Exercise goal:
Write out all records as given; omit images.

Record excerpts:
-=-=-
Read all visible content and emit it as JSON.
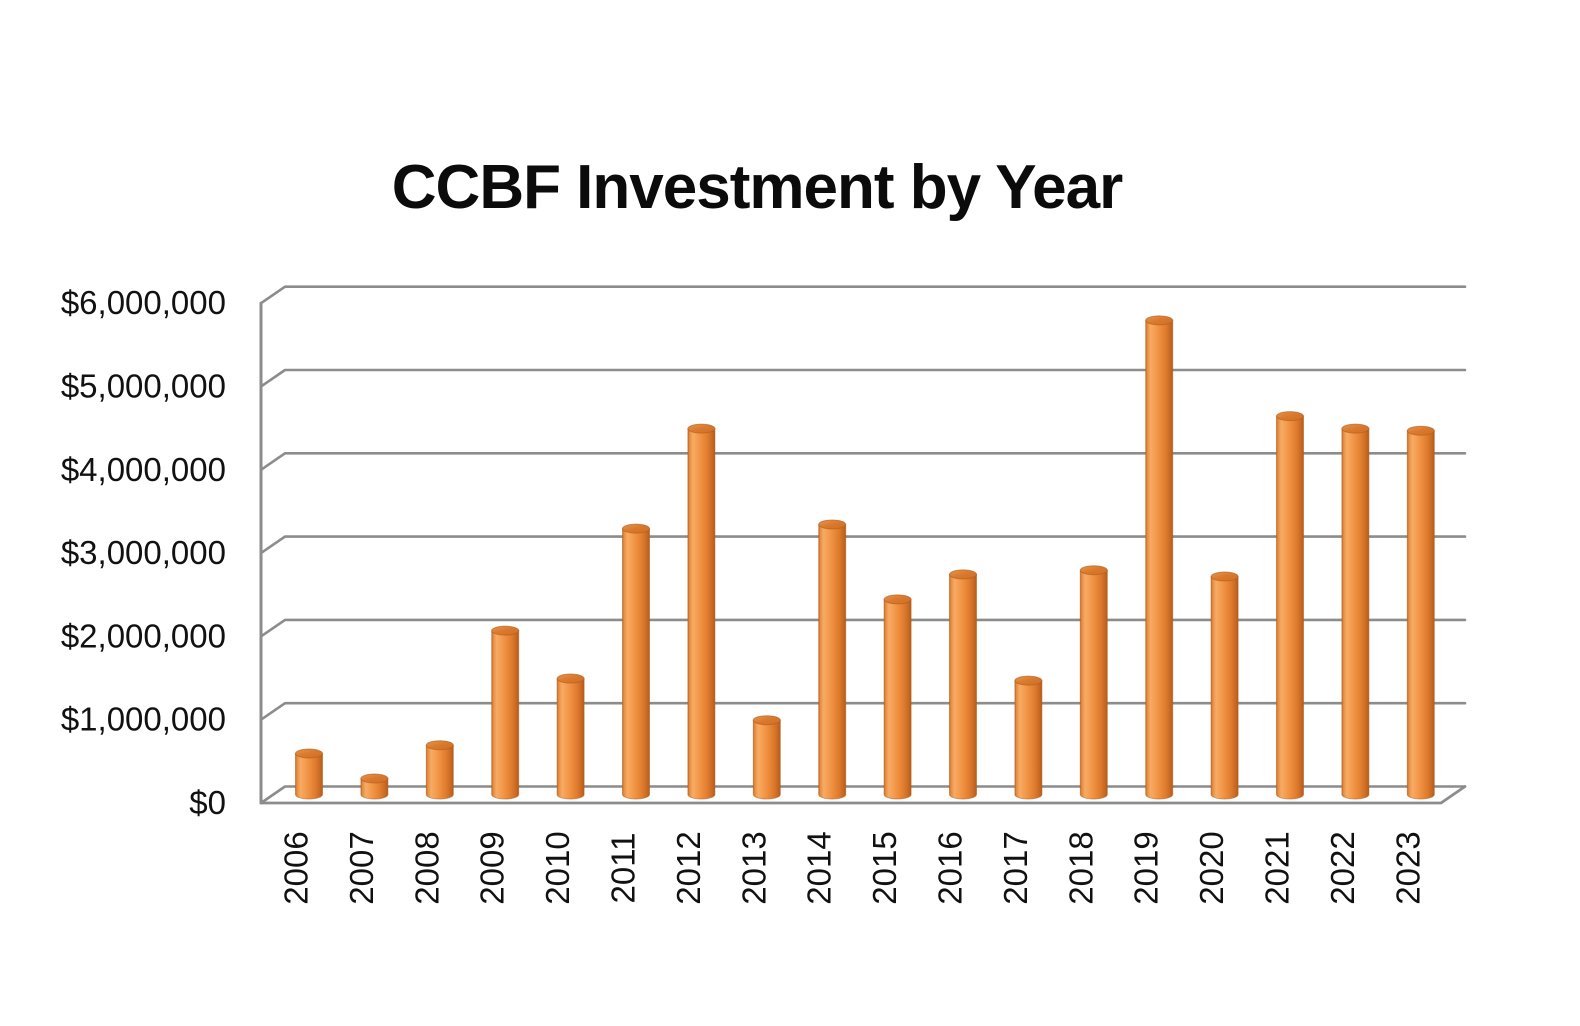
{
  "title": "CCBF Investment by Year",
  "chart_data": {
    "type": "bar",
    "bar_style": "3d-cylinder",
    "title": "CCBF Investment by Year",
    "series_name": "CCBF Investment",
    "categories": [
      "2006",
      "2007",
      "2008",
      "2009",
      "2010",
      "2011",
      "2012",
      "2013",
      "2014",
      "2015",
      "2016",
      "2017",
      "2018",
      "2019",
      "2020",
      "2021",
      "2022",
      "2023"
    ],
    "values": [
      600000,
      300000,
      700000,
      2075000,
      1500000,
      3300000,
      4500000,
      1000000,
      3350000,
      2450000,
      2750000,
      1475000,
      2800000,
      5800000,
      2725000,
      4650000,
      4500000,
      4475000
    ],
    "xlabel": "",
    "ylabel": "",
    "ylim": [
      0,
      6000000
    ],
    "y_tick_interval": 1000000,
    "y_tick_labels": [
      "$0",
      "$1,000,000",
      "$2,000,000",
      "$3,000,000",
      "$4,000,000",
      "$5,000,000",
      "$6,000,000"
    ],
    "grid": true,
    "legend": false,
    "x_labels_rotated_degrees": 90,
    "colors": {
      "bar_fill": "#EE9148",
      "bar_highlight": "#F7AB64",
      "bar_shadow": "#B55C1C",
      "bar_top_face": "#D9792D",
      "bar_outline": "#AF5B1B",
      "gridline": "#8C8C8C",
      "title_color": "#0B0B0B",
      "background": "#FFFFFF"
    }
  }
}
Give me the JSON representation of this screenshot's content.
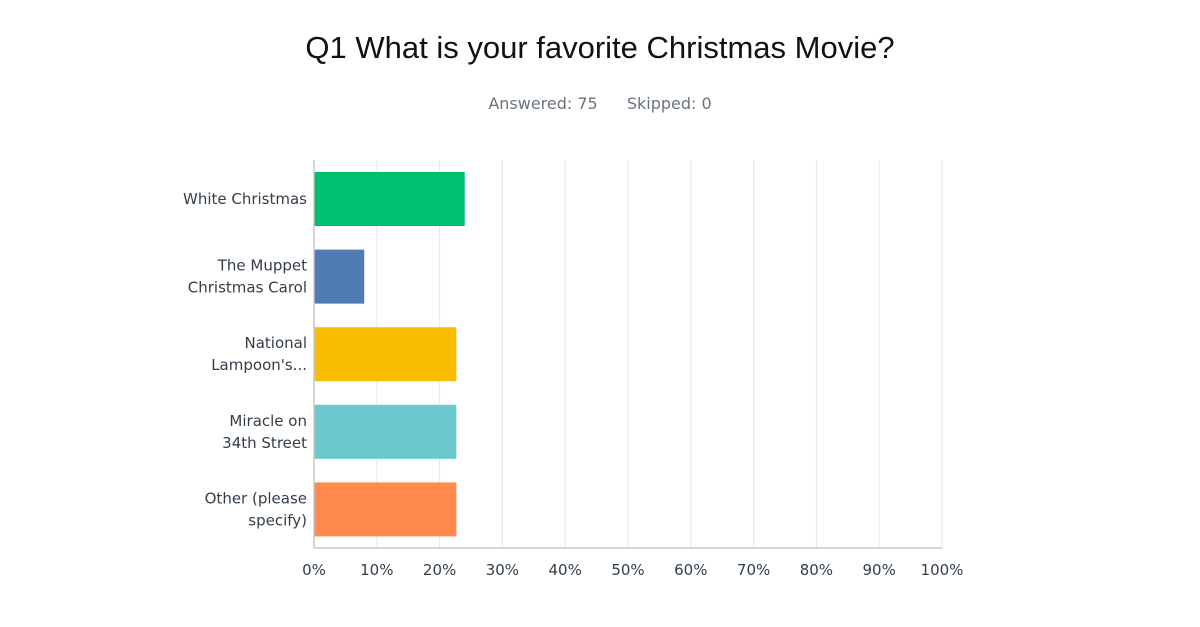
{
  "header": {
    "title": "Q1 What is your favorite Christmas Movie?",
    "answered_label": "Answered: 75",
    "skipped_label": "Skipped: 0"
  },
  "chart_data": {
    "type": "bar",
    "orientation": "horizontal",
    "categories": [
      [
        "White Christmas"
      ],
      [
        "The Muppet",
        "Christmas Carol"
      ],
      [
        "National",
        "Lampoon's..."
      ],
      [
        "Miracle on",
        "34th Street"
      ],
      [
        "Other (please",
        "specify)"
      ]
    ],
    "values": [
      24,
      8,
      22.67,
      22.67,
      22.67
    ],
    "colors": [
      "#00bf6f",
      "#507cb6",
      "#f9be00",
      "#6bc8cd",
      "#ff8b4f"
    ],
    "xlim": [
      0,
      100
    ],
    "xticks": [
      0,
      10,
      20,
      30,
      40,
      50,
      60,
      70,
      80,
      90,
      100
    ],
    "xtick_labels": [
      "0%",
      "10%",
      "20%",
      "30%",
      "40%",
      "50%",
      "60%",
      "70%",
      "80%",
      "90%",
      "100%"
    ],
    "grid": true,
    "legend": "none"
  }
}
-=-=-
Correct answer:
Read all visible content and emit it as JSON.
{
  "title": "CCBF Investment by Year",
  "chart_data": {
    "type": "bar",
    "bar_style": "3d-cylinder",
    "title": "CCBF Investment by Year",
    "series_name": "CCBF Investment",
    "categories": [
      "2006",
      "2007",
      "2008",
      "2009",
      "2010",
      "2011",
      "2012",
      "2013",
      "2014",
      "2015",
      "2016",
      "2017",
      "2018",
      "2019",
      "2020",
      "2021",
      "2022",
      "2023"
    ],
    "values": [
      600000,
      300000,
      700000,
      2075000,
      1500000,
      3300000,
      4500000,
      1000000,
      3350000,
      2450000,
      2750000,
      1475000,
      2800000,
      5800000,
      2725000,
      4650000,
      4500000,
      4475000
    ],
    "xlabel": "",
    "ylabel": "",
    "ylim": [
      0,
      6000000
    ],
    "y_tick_interval": 1000000,
    "y_tick_labels": [
      "$0",
      "$1,000,000",
      "$2,000,000",
      "$3,000,000",
      "$4,000,000",
      "$5,000,000",
      "$6,000,000"
    ],
    "grid": true,
    "legend": false,
    "x_labels_rotated_degrees": 90,
    "colors": {
      "bar_fill": "#EE9148",
      "bar_highlight": "#F7AB64",
      "bar_shadow": "#B55C1C",
      "bar_top_face": "#D9792D",
      "bar_outline": "#AF5B1B",
      "gridline": "#8C8C8C",
      "title_color": "#0B0B0B",
      "background": "#FFFFFF"
    }
  }
}
Give me the JSON representation of this screenshot's content.
{
  "header": {
    "title": "Q1 What is your favorite Christmas Movie?",
    "answered_label": "Answered: 75",
    "skipped_label": "Skipped: 0"
  },
  "chart_data": {
    "type": "bar",
    "orientation": "horizontal",
    "categories": [
      [
        "White Christmas"
      ],
      [
        "The Muppet",
        "Christmas Carol"
      ],
      [
        "National",
        "Lampoon's..."
      ],
      [
        "Miracle on",
        "34th Street"
      ],
      [
        "Other (please",
        "specify)"
      ]
    ],
    "values": [
      24,
      8,
      22.67,
      22.67,
      22.67
    ],
    "colors": [
      "#00bf6f",
      "#507cb6",
      "#f9be00",
      "#6bc8cd",
      "#ff8b4f"
    ],
    "xlim": [
      0,
      100
    ],
    "xticks": [
      0,
      10,
      20,
      30,
      40,
      50,
      60,
      70,
      80,
      90,
      100
    ],
    "xtick_labels": [
      "0%",
      "10%",
      "20%",
      "30%",
      "40%",
      "50%",
      "60%",
      "70%",
      "80%",
      "90%",
      "100%"
    ],
    "grid": true,
    "legend": "none"
  }
}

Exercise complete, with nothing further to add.